Exercise directions – Collect all lines containing the word "HAKIMI" from the data.

Information supplied –
☆ ☆ ☆ ☆

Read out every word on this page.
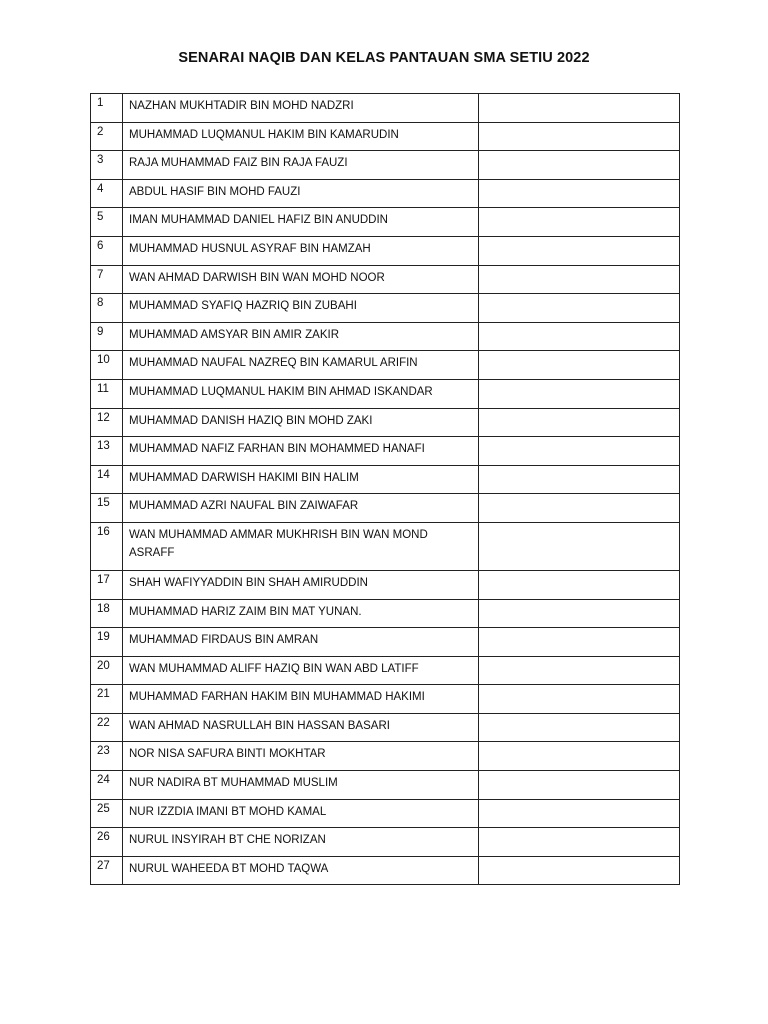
SENARAI NAQIB DAN KELAS PANTAUAN SMA SETIU 2022
1	NAZHAN MUKHTADIR BIN MOHD NADZRI	
2	MUHAMMAD LUQMANUL HAKIM BIN KAMARUDIN	
3	RAJA MUHAMMAD FAIZ BIN RAJA FAUZI	
4	ABDUL HASIF BIN MOHD FAUZI	
5	IMAN MUHAMMAD DANIEL HAFIZ BIN ANUDDIN	
6	MUHAMMAD HUSNUL ASYRAF BIN HAMZAH	
7	WAN AHMAD DARWISH BIN WAN MOHD NOOR	
8	MUHAMMAD SYAFIQ HAZRIQ BIN ZUBAHI	
9	MUHAMMAD AMSYAR BIN AMIR ZAKIR	
10	MUHAMMAD NAUFAL NAZREQ BIN KAMARUL ARIFIN	
11	MUHAMMAD LUQMANUL HAKIM BIN AHMAD ISKANDAR	
12	MUHAMMAD DANISH HAZIQ BIN MOHD ZAKI	
13	MUHAMMAD NAFIZ FARHAN BIN MOHAMMED HANAFI	
14	MUHAMMAD DARWISH HAKIMI BIN HALIM	
15	MUHAMMAD AZRI NAUFAL BIN ZAIWAFAR	
16	WAN MUHAMMAD AMMAR MUKHRISH BIN WAN MOND ASRAFF	
17	SHAH WAFIYYADDIN BIN SHAH AMIRUDDIN	
18	MUHAMMAD HARIZ ZAIM BIN MAT YUNAN.	
19	MUHAMMAD FIRDAUS BIN AMRAN	
20	WAN MUHAMMAD ALIFF HAZIQ BIN WAN ABD LATIFF	
21	MUHAMMAD FARHAN HAKIM BIN MUHAMMAD HAKIMI	
22	WAN AHMAD NASRULLAH BIN HASSAN BASARI	
23	NOR NISA SAFURA BINTI MOKHTAR	
24	NUR NADIRA BT MUHAMMAD MUSLIM	
25	NUR IZZDIA IMANI BT MOHD KAMAL	
26	NURUL INSYIRAH BT CHE NORIZAN	
27	NURUL WAHEEDA BT MOHD TAQWA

☆ ☆ ☆ ☆

Solution to the problem –
14	MUHAMMAD DARWISH HAKIMI BIN HALIM	
21	MUHAMMAD FARHAN HAKIM BIN MUHAMMAD HAKIMI	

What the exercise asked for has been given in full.